- Stored records -
*-*-*

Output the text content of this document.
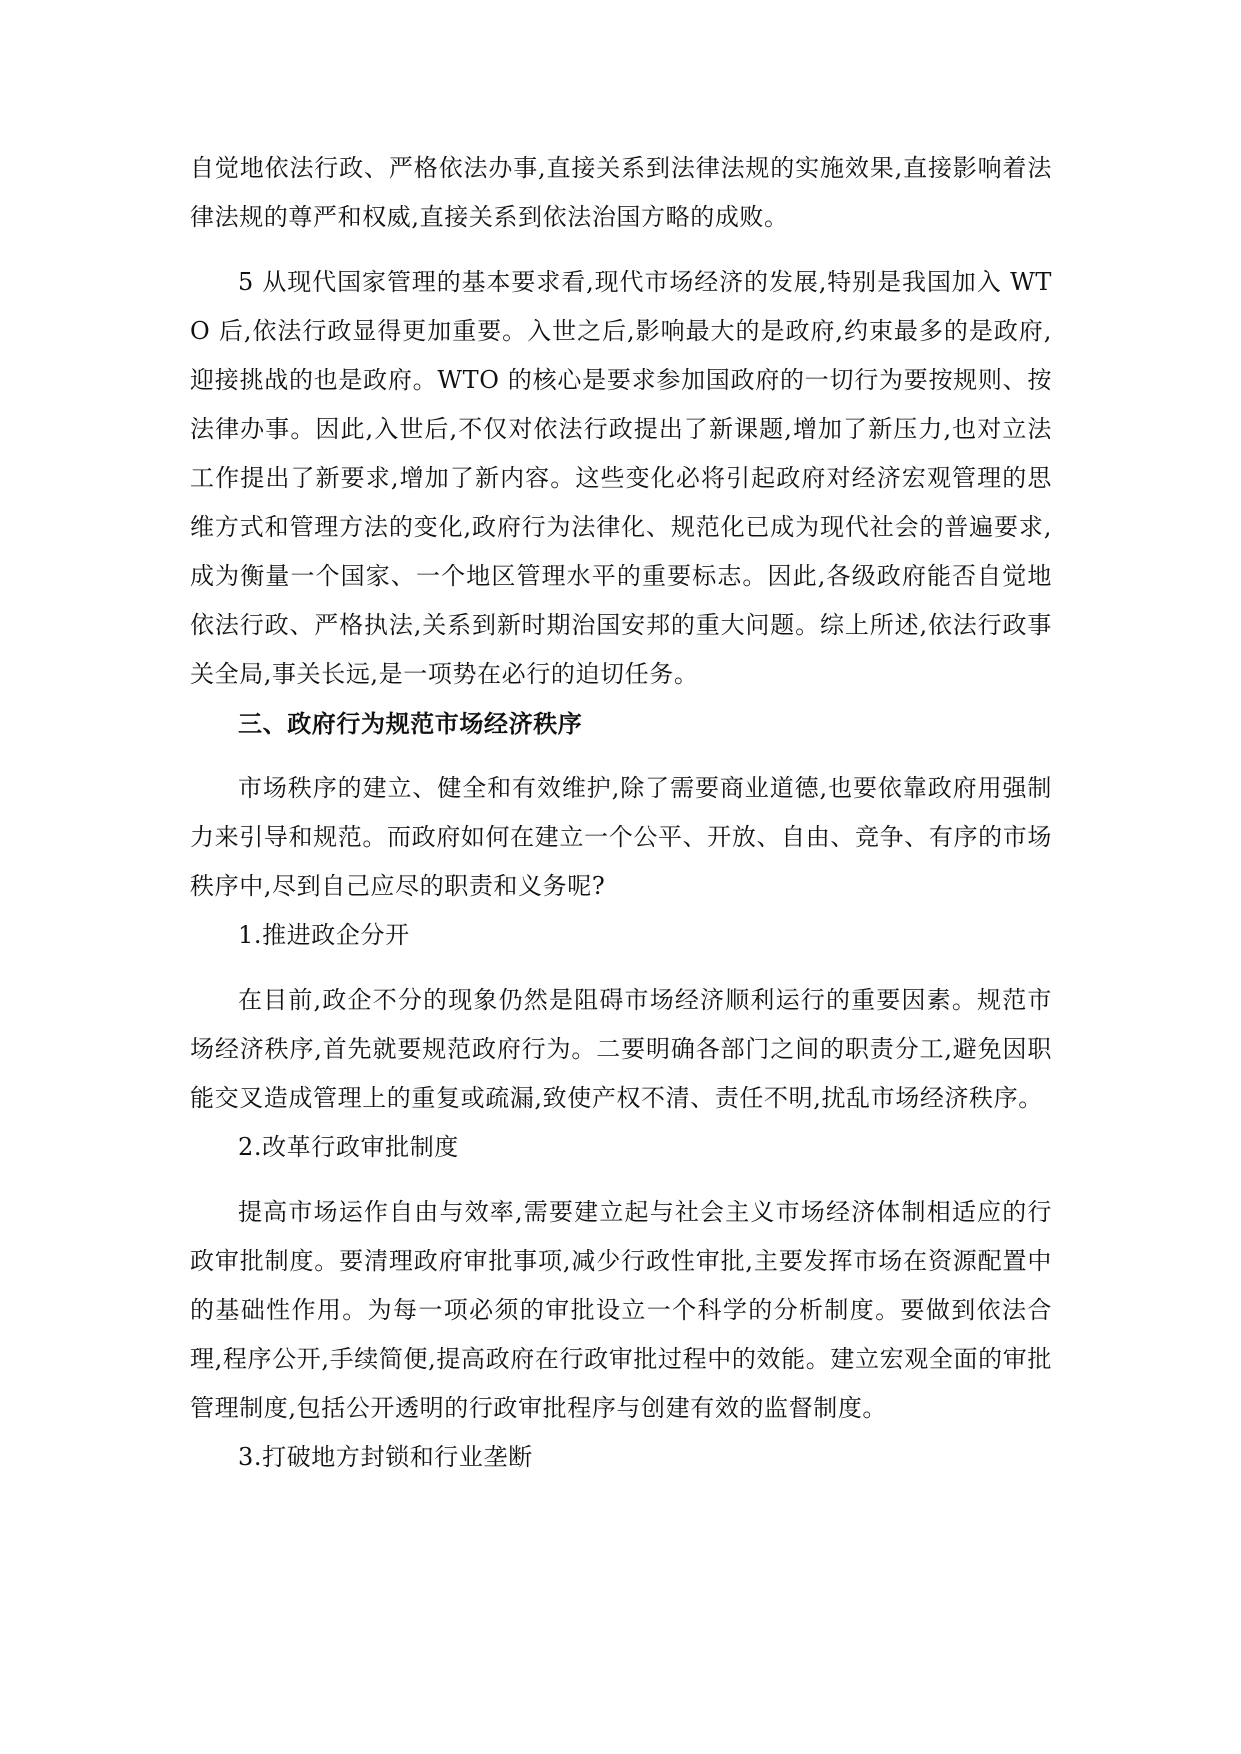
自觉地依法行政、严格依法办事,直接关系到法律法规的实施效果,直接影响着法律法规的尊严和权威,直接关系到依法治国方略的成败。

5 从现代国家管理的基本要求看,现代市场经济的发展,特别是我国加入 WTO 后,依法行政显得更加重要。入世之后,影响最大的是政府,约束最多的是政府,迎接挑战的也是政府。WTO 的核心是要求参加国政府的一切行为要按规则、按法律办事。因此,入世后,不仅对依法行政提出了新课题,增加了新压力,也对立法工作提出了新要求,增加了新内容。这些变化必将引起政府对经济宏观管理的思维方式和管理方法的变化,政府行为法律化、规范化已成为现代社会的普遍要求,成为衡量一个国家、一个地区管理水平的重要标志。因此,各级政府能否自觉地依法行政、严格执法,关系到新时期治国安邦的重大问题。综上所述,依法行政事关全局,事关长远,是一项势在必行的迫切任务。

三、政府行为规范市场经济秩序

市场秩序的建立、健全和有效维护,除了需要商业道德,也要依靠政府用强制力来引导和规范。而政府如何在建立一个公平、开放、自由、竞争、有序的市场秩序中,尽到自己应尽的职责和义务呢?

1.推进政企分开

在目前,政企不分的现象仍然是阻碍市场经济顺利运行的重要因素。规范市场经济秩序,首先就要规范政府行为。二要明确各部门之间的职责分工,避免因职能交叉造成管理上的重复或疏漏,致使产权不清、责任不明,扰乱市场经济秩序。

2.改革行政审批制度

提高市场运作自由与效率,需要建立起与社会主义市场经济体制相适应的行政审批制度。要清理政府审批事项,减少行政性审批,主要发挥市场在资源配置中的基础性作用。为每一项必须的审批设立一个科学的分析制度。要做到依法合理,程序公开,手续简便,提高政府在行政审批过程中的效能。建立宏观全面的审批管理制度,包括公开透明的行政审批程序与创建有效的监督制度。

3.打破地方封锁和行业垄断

*-*-*

- EXERCISE AIM -
All of the entries above should be duplicated exactly, except for the pictures.

- SOLUTION TO THIS EXERCISE -
Output the text content of this document.
自觉地依法行政、严格依法办事,直接关系到法律法规的实施效果,直接影响着法律法规的尊严和权威,直接关系到依法治国方略的成败。

5 从现代国家管理的基本要求看,现代市场经济的发展,特别是我国加入 WTO 后,依法行政显得更加重要。入世之后,影响最大的是政府,约束最多的是政府,迎接挑战的也是政府。WTO 的核心是要求参加国政府的一切行为要按规则、按法律办事。因此,入世后,不仅对依法行政提出了新课题,增加了新压力,也对立法工作提出了新要求,增加了新内容。这些变化必将引起政府对经济宏观管理的思维方式和管理方法的变化,政府行为法律化、规范化已成为现代社会的普遍要求,成为衡量一个国家、一个地区管理水平的重要标志。因此,各级政府能否自觉地依法行政、严格执法,关系到新时期治国安邦的重大问题。综上所述,依法行政事关全局,事关长远,是一项势在必行的迫切任务。

三、政府行为规范市场经济秩序

市场秩序的建立、健全和有效维护,除了需要商业道德,也要依靠政府用强制力来引导和规范。而政府如何在建立一个公平、开放、自由、竞争、有序的市场秩序中,尽到自己应尽的职责和义务呢?

1.推进政企分开

在目前,政企不分的现象仍然是阻碍市场经济顺利运行的重要因素。规范市场经济秩序,首先就要规范政府行为。二要明确各部门之间的职责分工,避免因职能交叉造成管理上的重复或疏漏,致使产权不清、责任不明,扰乱市场经济秩序。

2.改革行政审批制度

提高市场运作自由与效率,需要建立起与社会主义市场经济体制相适应的行政审批制度。要清理政府审批事项,减少行政性审批,主要发挥市场在资源配置中的基础性作用。为每一项必须的审批设立一个科学的分析制度。要做到依法合理,程序公开,手续简便,提高政府在行政审批过程中的效能。建立宏观全面的审批管理制度,包括公开透明的行政审批程序与创建有效的监督制度。

3.打破地方封锁和行业垄断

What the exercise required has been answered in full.